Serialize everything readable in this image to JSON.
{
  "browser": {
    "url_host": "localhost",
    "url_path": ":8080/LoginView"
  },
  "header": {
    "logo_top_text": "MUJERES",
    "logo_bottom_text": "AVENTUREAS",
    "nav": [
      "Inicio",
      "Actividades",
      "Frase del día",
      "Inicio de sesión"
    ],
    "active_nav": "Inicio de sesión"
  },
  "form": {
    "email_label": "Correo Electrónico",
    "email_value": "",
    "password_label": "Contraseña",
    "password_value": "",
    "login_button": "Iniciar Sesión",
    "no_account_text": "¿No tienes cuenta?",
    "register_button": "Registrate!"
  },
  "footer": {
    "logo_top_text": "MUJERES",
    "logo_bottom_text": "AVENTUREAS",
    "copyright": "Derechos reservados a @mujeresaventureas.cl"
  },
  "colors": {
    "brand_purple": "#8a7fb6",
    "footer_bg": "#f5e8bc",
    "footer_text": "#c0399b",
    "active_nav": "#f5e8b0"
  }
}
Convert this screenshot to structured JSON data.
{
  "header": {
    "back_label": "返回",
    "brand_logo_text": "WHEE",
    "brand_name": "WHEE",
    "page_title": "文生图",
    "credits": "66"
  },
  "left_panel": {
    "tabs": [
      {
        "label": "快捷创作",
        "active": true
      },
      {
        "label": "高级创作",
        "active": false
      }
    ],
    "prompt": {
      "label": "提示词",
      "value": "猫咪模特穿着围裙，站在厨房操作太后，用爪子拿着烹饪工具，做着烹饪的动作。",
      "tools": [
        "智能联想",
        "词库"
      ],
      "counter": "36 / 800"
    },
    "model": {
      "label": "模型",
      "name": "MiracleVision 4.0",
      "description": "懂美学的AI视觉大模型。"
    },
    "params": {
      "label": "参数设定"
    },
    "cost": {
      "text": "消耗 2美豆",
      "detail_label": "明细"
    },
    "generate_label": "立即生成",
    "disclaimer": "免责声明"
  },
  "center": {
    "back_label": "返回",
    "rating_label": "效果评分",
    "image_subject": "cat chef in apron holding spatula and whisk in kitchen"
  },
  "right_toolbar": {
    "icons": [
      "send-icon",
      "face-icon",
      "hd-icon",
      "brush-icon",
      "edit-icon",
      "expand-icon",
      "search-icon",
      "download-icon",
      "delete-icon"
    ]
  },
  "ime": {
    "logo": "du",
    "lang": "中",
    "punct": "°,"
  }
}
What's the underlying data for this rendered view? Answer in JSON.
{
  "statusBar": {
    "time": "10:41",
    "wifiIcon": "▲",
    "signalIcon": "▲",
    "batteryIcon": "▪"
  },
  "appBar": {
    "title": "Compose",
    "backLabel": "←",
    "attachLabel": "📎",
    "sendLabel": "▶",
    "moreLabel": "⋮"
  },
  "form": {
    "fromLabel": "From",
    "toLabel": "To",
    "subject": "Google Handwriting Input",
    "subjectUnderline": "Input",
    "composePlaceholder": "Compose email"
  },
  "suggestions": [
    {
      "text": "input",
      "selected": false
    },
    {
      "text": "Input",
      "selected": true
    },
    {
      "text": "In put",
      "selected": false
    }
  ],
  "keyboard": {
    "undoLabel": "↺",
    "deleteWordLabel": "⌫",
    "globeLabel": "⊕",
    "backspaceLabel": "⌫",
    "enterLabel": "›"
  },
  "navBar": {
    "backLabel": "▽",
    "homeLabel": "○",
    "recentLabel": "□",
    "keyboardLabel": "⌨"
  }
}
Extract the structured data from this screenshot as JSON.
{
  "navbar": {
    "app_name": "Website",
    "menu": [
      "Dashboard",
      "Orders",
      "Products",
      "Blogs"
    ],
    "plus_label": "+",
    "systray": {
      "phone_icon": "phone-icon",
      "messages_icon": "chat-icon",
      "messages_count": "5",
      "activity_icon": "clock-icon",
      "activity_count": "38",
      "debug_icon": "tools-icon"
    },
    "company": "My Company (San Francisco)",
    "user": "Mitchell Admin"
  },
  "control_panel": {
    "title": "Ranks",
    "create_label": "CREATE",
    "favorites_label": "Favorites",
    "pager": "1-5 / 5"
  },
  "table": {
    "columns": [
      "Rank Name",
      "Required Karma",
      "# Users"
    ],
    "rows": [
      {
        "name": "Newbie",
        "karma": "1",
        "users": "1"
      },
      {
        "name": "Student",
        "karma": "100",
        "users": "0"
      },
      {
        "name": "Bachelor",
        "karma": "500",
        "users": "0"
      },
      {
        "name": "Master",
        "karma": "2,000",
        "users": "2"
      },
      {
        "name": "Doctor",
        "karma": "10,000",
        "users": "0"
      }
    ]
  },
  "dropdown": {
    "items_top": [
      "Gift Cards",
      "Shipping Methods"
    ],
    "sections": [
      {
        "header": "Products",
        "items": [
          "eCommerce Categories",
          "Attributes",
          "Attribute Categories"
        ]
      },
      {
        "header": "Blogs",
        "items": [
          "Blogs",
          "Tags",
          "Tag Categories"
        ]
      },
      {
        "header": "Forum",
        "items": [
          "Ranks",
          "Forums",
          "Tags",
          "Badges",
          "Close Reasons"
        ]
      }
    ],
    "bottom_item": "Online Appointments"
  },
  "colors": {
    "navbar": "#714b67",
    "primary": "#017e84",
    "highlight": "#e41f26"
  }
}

= = = = =

Copy out all of the records shown above exactly.

The result:
Serialize everything readable in this image to JSON.
{
  "browser": {
    "url_host": "localhost",
    "url_path": ":8080/LoginView"
  },
  "header": {
    "logo_top_text": "MUJERES",
    "logo_bottom_text": "AVENTUREAS",
    "nav": [
      "Inicio",
      "Actividades",
      "Frase del día",
      "Inicio de sesión"
    ],
    "active_nav": "Inicio de sesión"
  },
  "form": {
    "email_label": "Correo Electrónico",
    "email_value": "",
    "password_label": "Contraseña",
    "password_value": "",
    "login_button": "Iniciar Sesión",
    "no_account_text": "¿No tienes cuenta?",
    "register_button": "Registrate!"
  },
  "footer": {
    "logo_top_text": "MUJERES",
    "logo_bottom_text": "AVENTUREAS",
    "copyright": "Derechos reservados a @mujeresaventureas.cl"
  },
  "colors": {
    "brand_purple": "#8a7fb6",
    "footer_bg": "#f5e8bc",
    "footer_text": "#c0399b",
    "active_nav": "#f5e8b0"
  }
}
Convert this screenshot to structured JSON data.
{
  "header": {
    "back_label": "返回",
    "brand_logo_text": "WHEE",
    "brand_name": "WHEE",
    "page_title": "文生图",
    "credits": "66"
  },
  "left_panel": {
    "tabs": [
      {
        "label": "快捷创作",
        "active": true
      },
      {
        "label": "高级创作",
        "active": false
      }
    ],
    "prompt": {
      "label": "提示词",
      "value": "猫咪模特穿着围裙，站在厨房操作太后，用爪子拿着烹饪工具，做着烹饪的动作。",
      "tools": [
        "智能联想",
        "词库"
      ],
      "counter": "36 / 800"
    },
    "model": {
      "label": "模型",
      "name": "MiracleVision 4.0",
      "description": "懂美学的AI视觉大模型。"
    },
    "params": {
      "label": "参数设定"
    },
    "cost": {
      "text": "消耗 2美豆",
      "detail_label": "明细"
    },
    "generate_label": "立即生成",
    "disclaimer": "免责声明"
  },
  "center": {
    "back_label": "返回",
    "rating_label": "效果评分",
    "image_subject": "cat chef in apron holding spatula and whisk in kitchen"
  },
  "right_toolbar": {
    "icons": [
      "send-icon",
      "face-icon",
      "hd-icon",
      "brush-icon",
      "edit-icon",
      "expand-icon",
      "search-icon",
      "download-icon",
      "delete-icon"
    ]
  },
  "ime": {
    "logo": "du",
    "lang": "中",
    "punct": "°,"
  }
}
What's the underlying data for this rendered view? Answer in JSON.
{
  "statusBar": {
    "time": "10:41",
    "wifiIcon": "▲",
    "signalIcon": "▲",
    "batteryIcon": "▪"
  },
  "appBar": {
    "title": "Compose",
    "backLabel": "←",
    "attachLabel": "📎",
    "sendLabel": "▶",
    "moreLabel": "⋮"
  },
  "form": {
    "fromLabel": "From",
    "toLabel": "To",
    "subject": "Google Handwriting Input",
    "subjectUnderline": "Input",
    "composePlaceholder": "Compose email"
  },
  "suggestions": [
    {
      "text": "input",
      "selected": false
    },
    {
      "text": "Input",
      "selected": true
    },
    {
      "text": "In put",
      "selected": false
    }
  ],
  "keyboard": {
    "undoLabel": "↺",
    "deleteWordLabel": "⌫",
    "globeLabel": "⊕",
    "backspaceLabel": "⌫",
    "enterLabel": "›"
  },
  "navBar": {
    "backLabel": "▽",
    "homeLabel": "○",
    "recentLabel": "□",
    "keyboardLabel": "⌨"
  }
}
Extract the structured data from this screenshot as JSON.
{
  "navbar": {
    "app_name": "Website",
    "menu": [
      "Dashboard",
      "Orders",
      "Products",
      "Blogs"
    ],
    "plus_label": "+",
    "systray": {
      "phone_icon": "phone-icon",
      "messages_icon": "chat-icon",
      "messages_count": "5",
      "activity_icon": "clock-icon",
      "activity_count": "38",
      "debug_icon": "tools-icon"
    },
    "company": "My Company (San Francisco)",
    "user": "Mitchell Admin"
  },
  "control_panel": {
    "title": "Ranks",
    "create_label": "CREATE",
    "favorites_label": "Favorites",
    "pager": "1-5 / 5"
  },
  "table": {
    "columns": [
      "Rank Name",
      "Required Karma",
      "# Users"
    ],
    "rows": [
      {
        "name": "Newbie",
        "karma": "1",
        "users": "1"
      },
      {
        "name": "Student",
        "karma": "100",
        "users": "0"
      },
      {
        "name": "Bachelor",
        "karma": "500",
        "users": "0"
      },
      {
        "name": "Master",
        "karma": "2,000",
        "users": "2"
      },
      {
        "name": "Doctor",
        "karma": "10,000",
        "users": "0"
      }
    ]
  },
  "dropdown": {
    "items_top": [
      "Gift Cards",
      "Shipping Methods"
    ],
    "sections": [
      {
        "header": "Products",
        "items": [
          "eCommerce Categories",
          "Attributes",
          "Attribute Categories"
        ]
      },
      {
        "header": "Blogs",
        "items": [
          "Blogs",
          "Tags",
          "Tag Categories"
        ]
      },
      {
        "header": "Forum",
        "items": [
          "Ranks",
          "Forums",
          "Tags",
          "Badges",
          "Close Reasons"
        ]
      }
    ],
    "bottom_item": "Online Appointments"
  },
  "colors": {
    "navbar": "#714b67",
    "primary": "#017e84",
    "highlight": "#e41f26"
  }
}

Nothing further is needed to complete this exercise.